(REQUIRED WORK): Will you output all of the data below exactly, omitting the images?

Data tied to figure images:
━━━

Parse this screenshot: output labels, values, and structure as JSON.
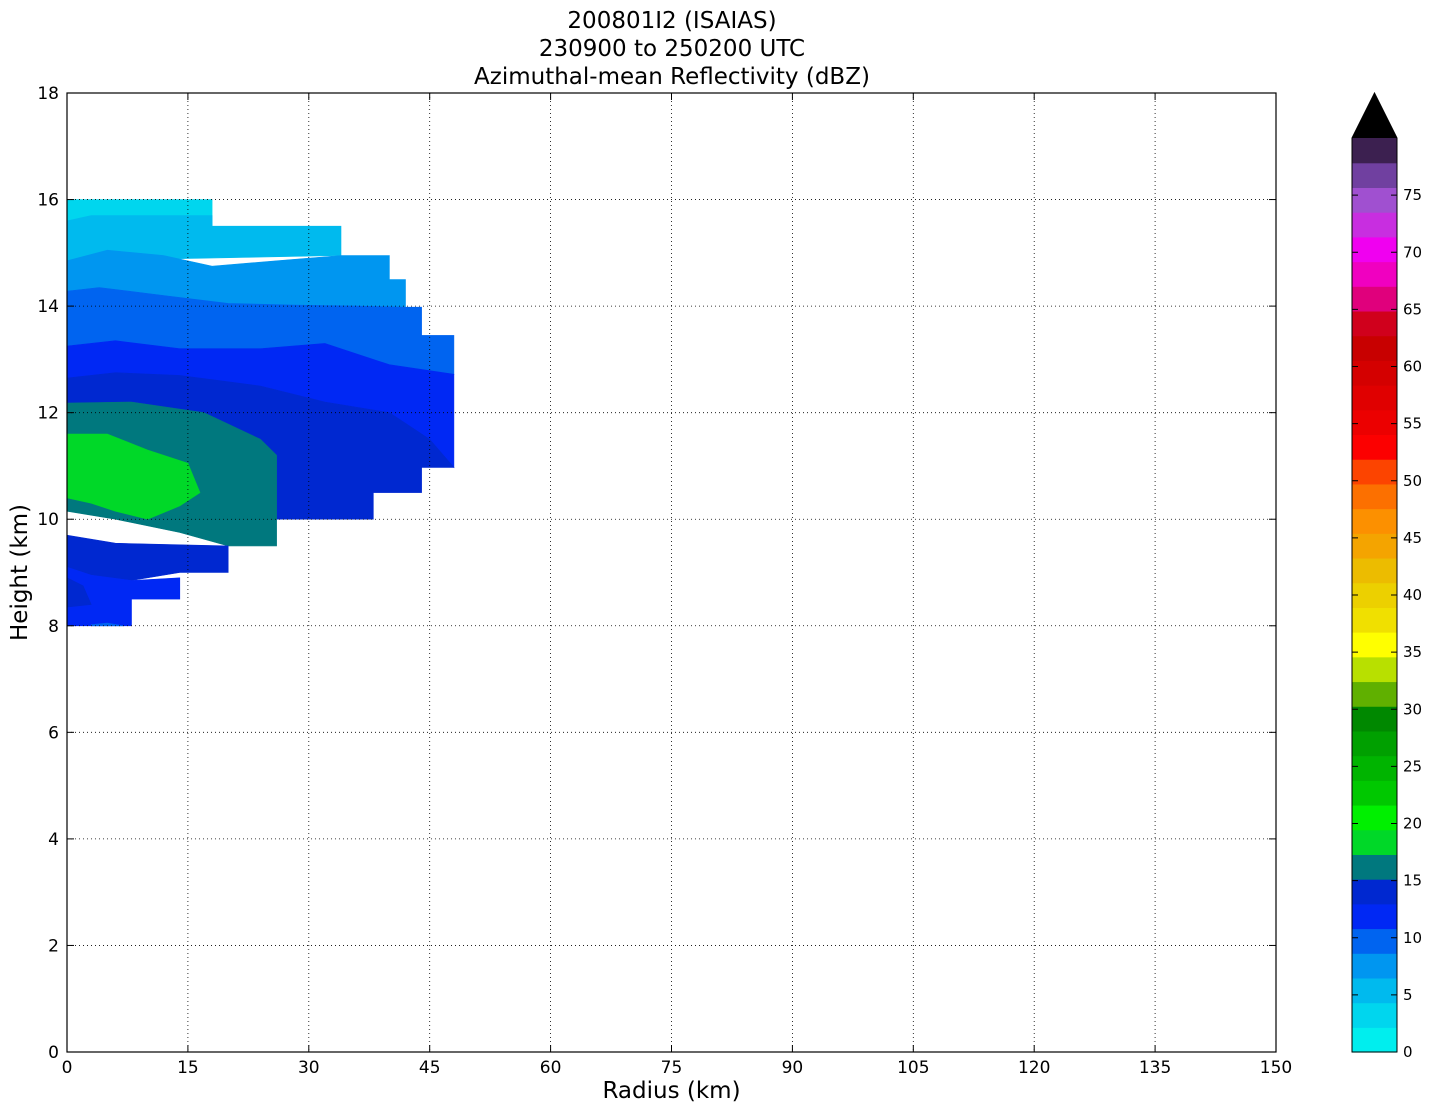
{
  "chart_data": {
    "type": "contour",
    "title_lines": [
      "200801I2 (ISAIAS)",
      "230900 to 250200 UTC",
      "Azimuthal-mean Reflectivity (dBZ)"
    ],
    "xlabel": "Radius (km)",
    "ylabel": "Height (km)",
    "xlim": [
      0,
      150
    ],
    "ylim": [
      0,
      18
    ],
    "xticks": [
      0,
      15,
      30,
      45,
      60,
      75,
      90,
      105,
      120,
      135,
      150
    ],
    "yticks": [
      0,
      2,
      4,
      6,
      8,
      10,
      12,
      14,
      16,
      18
    ],
    "grid": true,
    "colorbar": {
      "min": 0,
      "max": 80,
      "step": 2.5,
      "extend": "max",
      "extend_color": "#000000",
      "tick_labels": [
        "0",
        "5",
        "10",
        "15",
        "20",
        "25",
        "30",
        "35",
        "40",
        "45",
        "50",
        "55",
        "60",
        "65",
        "70",
        "75"
      ],
      "colors": [
        "#00eeee",
        "#00d6ee",
        "#00baee",
        "#0096f0",
        "#0064f0",
        "#0028f4",
        "#0028d0",
        "#00787e",
        "#00d828",
        "#00f000",
        "#00c800",
        "#00b400",
        "#00a000",
        "#008800",
        "#60b000",
        "#b8e000",
        "#ffff00",
        "#f0e000",
        "#ecd000",
        "#ecbc00",
        "#f4a400",
        "#fc9000",
        "#fc7000",
        "#fc4400",
        "#fc0000",
        "#ec0000",
        "#e00000",
        "#d40000",
        "#c80000",
        "#d0001c",
        "#e0007c",
        "#f000c0",
        "#f000f0",
        "#c82ee0",
        "#a050d0",
        "#7040a0",
        "#3c2050"
      ]
    },
    "contour_levels_dbz": [
      {
        "level": 2.5,
        "color": "#00d6ee",
        "polygon": [
          [
            0,
            16
          ],
          [
            18,
            16
          ],
          [
            18,
            15.5
          ],
          [
            0,
            15.5
          ]
        ]
      },
      {
        "level": 5,
        "color": "#00baee",
        "polygon": [
          [
            0,
            15.6
          ],
          [
            3,
            15.7
          ],
          [
            18,
            15.7
          ],
          [
            18,
            15.5
          ],
          [
            34,
            15.5
          ],
          [
            34,
            14.95
          ],
          [
            0,
            14.85
          ]
        ]
      },
      {
        "level": 7.5,
        "color": "#0096f0",
        "polygon": [
          [
            0,
            14.85
          ],
          [
            5,
            15.05
          ],
          [
            12,
            14.95
          ],
          [
            18,
            14.75
          ],
          [
            26,
            14.85
          ],
          [
            34,
            14.95
          ],
          [
            40,
            14.95
          ],
          [
            40,
            14.5
          ],
          [
            42,
            14.5
          ],
          [
            42,
            13.98
          ],
          [
            36,
            14.0
          ],
          [
            28,
            14.02
          ],
          [
            20,
            14.05
          ],
          [
            12,
            14.2
          ],
          [
            4,
            14.35
          ],
          [
            0,
            14.28
          ]
        ]
      },
      {
        "level": 10,
        "color": "#0064f0",
        "polygon": [
          [
            0,
            14.28
          ],
          [
            4,
            14.35
          ],
          [
            12,
            14.2
          ],
          [
            20,
            14.05
          ],
          [
            28,
            14.02
          ],
          [
            36,
            14.0
          ],
          [
            42,
            13.98
          ],
          [
            44,
            13.98
          ],
          [
            44,
            13.45
          ],
          [
            48,
            13.45
          ],
          [
            48,
            12.72
          ],
          [
            40,
            12.9
          ],
          [
            32,
            13.3
          ],
          [
            24,
            13.2
          ],
          [
            14,
            13.2
          ],
          [
            6,
            13.35
          ],
          [
            0,
            13.25
          ]
        ]
      },
      {
        "level": 12.5,
        "color": "#0028f4",
        "polygon": [
          [
            0,
            13.25
          ],
          [
            6,
            13.35
          ],
          [
            14,
            13.2
          ],
          [
            24,
            13.2
          ],
          [
            32,
            13.3
          ],
          [
            40,
            12.9
          ],
          [
            48,
            12.72
          ],
          [
            48,
            10.97
          ],
          [
            45,
            11.5
          ],
          [
            40,
            12.0
          ],
          [
            32,
            12.2
          ],
          [
            24,
            12.5
          ],
          [
            14,
            12.7
          ],
          [
            6,
            12.75
          ],
          [
            0,
            12.65
          ]
        ]
      },
      {
        "level": 15,
        "color": "#0028d0",
        "polygon": [
          [
            0,
            12.65
          ],
          [
            6,
            12.75
          ],
          [
            14,
            12.7
          ],
          [
            24,
            12.5
          ],
          [
            32,
            12.2
          ],
          [
            40,
            12.0
          ],
          [
            45,
            11.5
          ],
          [
            48,
            10.97
          ],
          [
            48,
            10.97
          ],
          [
            44,
            10.97
          ],
          [
            44,
            10.5
          ],
          [
            38,
            10.5
          ],
          [
            38,
            10.0
          ],
          [
            26,
            10.0
          ],
          [
            26,
            11.2
          ],
          [
            24,
            11.5
          ],
          [
            17,
            12.0
          ],
          [
            8,
            12.2
          ],
          [
            0,
            12.18
          ]
        ]
      },
      {
        "level": 17.5,
        "color": "#00787e",
        "polygon": [
          [
            0,
            12.18
          ],
          [
            8,
            12.2
          ],
          [
            17,
            12.0
          ],
          [
            24,
            11.5
          ],
          [
            26,
            11.2
          ],
          [
            26,
            9.5
          ],
          [
            20,
            9.5
          ],
          [
            14,
            9.75
          ],
          [
            6,
            10.0
          ],
          [
            0,
            10.15
          ]
        ]
      },
      {
        "level": 20,
        "color": "#00d828",
        "polygon": [
          [
            0,
            11.6
          ],
          [
            5,
            11.6
          ],
          [
            10,
            11.3
          ],
          [
            15,
            11.05
          ],
          [
            16.5,
            10.5
          ],
          [
            14,
            10.25
          ],
          [
            10,
            10.0
          ],
          [
            6,
            10.15
          ],
          [
            3,
            10.3
          ],
          [
            0,
            10.4
          ]
        ]
      },
      {
        "level": 12.5,
        "color": "#0028d0",
        "polygon": [
          [
            0,
            9.7
          ],
          [
            6,
            9.55
          ],
          [
            14,
            9.52
          ],
          [
            20,
            9.5
          ],
          [
            20,
            9.0
          ],
          [
            14,
            9.0
          ],
          [
            8,
            8.85
          ],
          [
            3,
            8.95
          ],
          [
            0,
            9.1
          ]
        ]
      },
      {
        "level": 10,
        "color": "#0028f4",
        "polygon": [
          [
            0,
            9.1
          ],
          [
            3,
            8.95
          ],
          [
            8,
            8.85
          ],
          [
            14,
            8.9
          ],
          [
            14,
            8.5
          ],
          [
            8,
            8.5
          ],
          [
            8,
            8.0
          ],
          [
            0,
            8.0
          ]
        ]
      },
      {
        "level": 15,
        "color": "#0028d0",
        "polygon": [
          [
            0,
            8.9
          ],
          [
            2,
            8.75
          ],
          [
            3,
            8.4
          ],
          [
            0,
            8.35
          ]
        ]
      },
      {
        "level": 7.5,
        "color": "#0064f0",
        "polygon": [
          [
            3,
            8.02
          ],
          [
            5,
            8.05
          ],
          [
            7,
            8.0
          ],
          [
            3,
            8.0
          ]
        ]
      }
    ]
  }
}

━━━

(RESPONSE TO THE EXERCISE):
Parse this screenshot: output labels, values, and structure as JSON.
{
  "chart_data": {
    "type": "contour",
    "title_lines": [
      "200801I2 (ISAIAS)",
      "230900 to 250200 UTC",
      "Azimuthal-mean Reflectivity (dBZ)"
    ],
    "xlabel": "Radius (km)",
    "ylabel": "Height (km)",
    "xlim": [
      0,
      150
    ],
    "ylim": [
      0,
      18
    ],
    "xticks": [
      0,
      15,
      30,
      45,
      60,
      75,
      90,
      105,
      120,
      135,
      150
    ],
    "yticks": [
      0,
      2,
      4,
      6,
      8,
      10,
      12,
      14,
      16,
      18
    ],
    "grid": true,
    "colorbar": {
      "min": 0,
      "max": 80,
      "step": 2.5,
      "extend": "max",
      "extend_color": "#000000",
      "tick_labels": [
        "0",
        "5",
        "10",
        "15",
        "20",
        "25",
        "30",
        "35",
        "40",
        "45",
        "50",
        "55",
        "60",
        "65",
        "70",
        "75"
      ],
      "colors": [
        "#00eeee",
        "#00d6ee",
        "#00baee",
        "#0096f0",
        "#0064f0",
        "#0028f4",
        "#0028d0",
        "#00787e",
        "#00d828",
        "#00f000",
        "#00c800",
        "#00b400",
        "#00a000",
        "#008800",
        "#60b000",
        "#b8e000",
        "#ffff00",
        "#f0e000",
        "#ecd000",
        "#ecbc00",
        "#f4a400",
        "#fc9000",
        "#fc7000",
        "#fc4400",
        "#fc0000",
        "#ec0000",
        "#e00000",
        "#d40000",
        "#c80000",
        "#d0001c",
        "#e0007c",
        "#f000c0",
        "#f000f0",
        "#c82ee0",
        "#a050d0",
        "#7040a0",
        "#3c2050"
      ]
    },
    "contour_levels_dbz": [
      {
        "level": 2.5,
        "color": "#00d6ee",
        "polygon": [
          [
            0,
            16
          ],
          [
            18,
            16
          ],
          [
            18,
            15.5
          ],
          [
            0,
            15.5
          ]
        ]
      },
      {
        "level": 5,
        "color": "#00baee",
        "polygon": [
          [
            0,
            15.6
          ],
          [
            3,
            15.7
          ],
          [
            18,
            15.7
          ],
          [
            18,
            15.5
          ],
          [
            34,
            15.5
          ],
          [
            34,
            14.95
          ],
          [
            0,
            14.85
          ]
        ]
      },
      {
        "level": 7.5,
        "color": "#0096f0",
        "polygon": [
          [
            0,
            14.85
          ],
          [
            5,
            15.05
          ],
          [
            12,
            14.95
          ],
          [
            18,
            14.75
          ],
          [
            26,
            14.85
          ],
          [
            34,
            14.95
          ],
          [
            40,
            14.95
          ],
          [
            40,
            14.5
          ],
          [
            42,
            14.5
          ],
          [
            42,
            13.98
          ],
          [
            36,
            14.0
          ],
          [
            28,
            14.02
          ],
          [
            20,
            14.05
          ],
          [
            12,
            14.2
          ],
          [
            4,
            14.35
          ],
          [
            0,
            14.28
          ]
        ]
      },
      {
        "level": 10,
        "color": "#0064f0",
        "polygon": [
          [
            0,
            14.28
          ],
          [
            4,
            14.35
          ],
          [
            12,
            14.2
          ],
          [
            20,
            14.05
          ],
          [
            28,
            14.02
          ],
          [
            36,
            14.0
          ],
          [
            42,
            13.98
          ],
          [
            44,
            13.98
          ],
          [
            44,
            13.45
          ],
          [
            48,
            13.45
          ],
          [
            48,
            12.72
          ],
          [
            40,
            12.9
          ],
          [
            32,
            13.3
          ],
          [
            24,
            13.2
          ],
          [
            14,
            13.2
          ],
          [
            6,
            13.35
          ],
          [
            0,
            13.25
          ]
        ]
      },
      {
        "level": 12.5,
        "color": "#0028f4",
        "polygon": [
          [
            0,
            13.25
          ],
          [
            6,
            13.35
          ],
          [
            14,
            13.2
          ],
          [
            24,
            13.2
          ],
          [
            32,
            13.3
          ],
          [
            40,
            12.9
          ],
          [
            48,
            12.72
          ],
          [
            48,
            10.97
          ],
          [
            45,
            11.5
          ],
          [
            40,
            12.0
          ],
          [
            32,
            12.2
          ],
          [
            24,
            12.5
          ],
          [
            14,
            12.7
          ],
          [
            6,
            12.75
          ],
          [
            0,
            12.65
          ]
        ]
      },
      {
        "level": 15,
        "color": "#0028d0",
        "polygon": [
          [
            0,
            12.65
          ],
          [
            6,
            12.75
          ],
          [
            14,
            12.7
          ],
          [
            24,
            12.5
          ],
          [
            32,
            12.2
          ],
          [
            40,
            12.0
          ],
          [
            45,
            11.5
          ],
          [
            48,
            10.97
          ],
          [
            48,
            10.97
          ],
          [
            44,
            10.97
          ],
          [
            44,
            10.5
          ],
          [
            38,
            10.5
          ],
          [
            38,
            10.0
          ],
          [
            26,
            10.0
          ],
          [
            26,
            11.2
          ],
          [
            24,
            11.5
          ],
          [
            17,
            12.0
          ],
          [
            8,
            12.2
          ],
          [
            0,
            12.18
          ]
        ]
      },
      {
        "level": 17.5,
        "color": "#00787e",
        "polygon": [
          [
            0,
            12.18
          ],
          [
            8,
            12.2
          ],
          [
            17,
            12.0
          ],
          [
            24,
            11.5
          ],
          [
            26,
            11.2
          ],
          [
            26,
            9.5
          ],
          [
            20,
            9.5
          ],
          [
            14,
            9.75
          ],
          [
            6,
            10.0
          ],
          [
            0,
            10.15
          ]
        ]
      },
      {
        "level": 20,
        "color": "#00d828",
        "polygon": [
          [
            0,
            11.6
          ],
          [
            5,
            11.6
          ],
          [
            10,
            11.3
          ],
          [
            15,
            11.05
          ],
          [
            16.5,
            10.5
          ],
          [
            14,
            10.25
          ],
          [
            10,
            10.0
          ],
          [
            6,
            10.15
          ],
          [
            3,
            10.3
          ],
          [
            0,
            10.4
          ]
        ]
      },
      {
        "level": 12.5,
        "color": "#0028d0",
        "polygon": [
          [
            0,
            9.7
          ],
          [
            6,
            9.55
          ],
          [
            14,
            9.52
          ],
          [
            20,
            9.5
          ],
          [
            20,
            9.0
          ],
          [
            14,
            9.0
          ],
          [
            8,
            8.85
          ],
          [
            3,
            8.95
          ],
          [
            0,
            9.1
          ]
        ]
      },
      {
        "level": 10,
        "color": "#0028f4",
        "polygon": [
          [
            0,
            9.1
          ],
          [
            3,
            8.95
          ],
          [
            8,
            8.85
          ],
          [
            14,
            8.9
          ],
          [
            14,
            8.5
          ],
          [
            8,
            8.5
          ],
          [
            8,
            8.0
          ],
          [
            0,
            8.0
          ]
        ]
      },
      {
        "level": 15,
        "color": "#0028d0",
        "polygon": [
          [
            0,
            8.9
          ],
          [
            2,
            8.75
          ],
          [
            3,
            8.4
          ],
          [
            0,
            8.35
          ]
        ]
      },
      {
        "level": 7.5,
        "color": "#0064f0",
        "polygon": [
          [
            3,
            8.02
          ],
          [
            5,
            8.05
          ],
          [
            7,
            8.0
          ],
          [
            3,
            8.0
          ]
        ]
      }
    ]
  }
}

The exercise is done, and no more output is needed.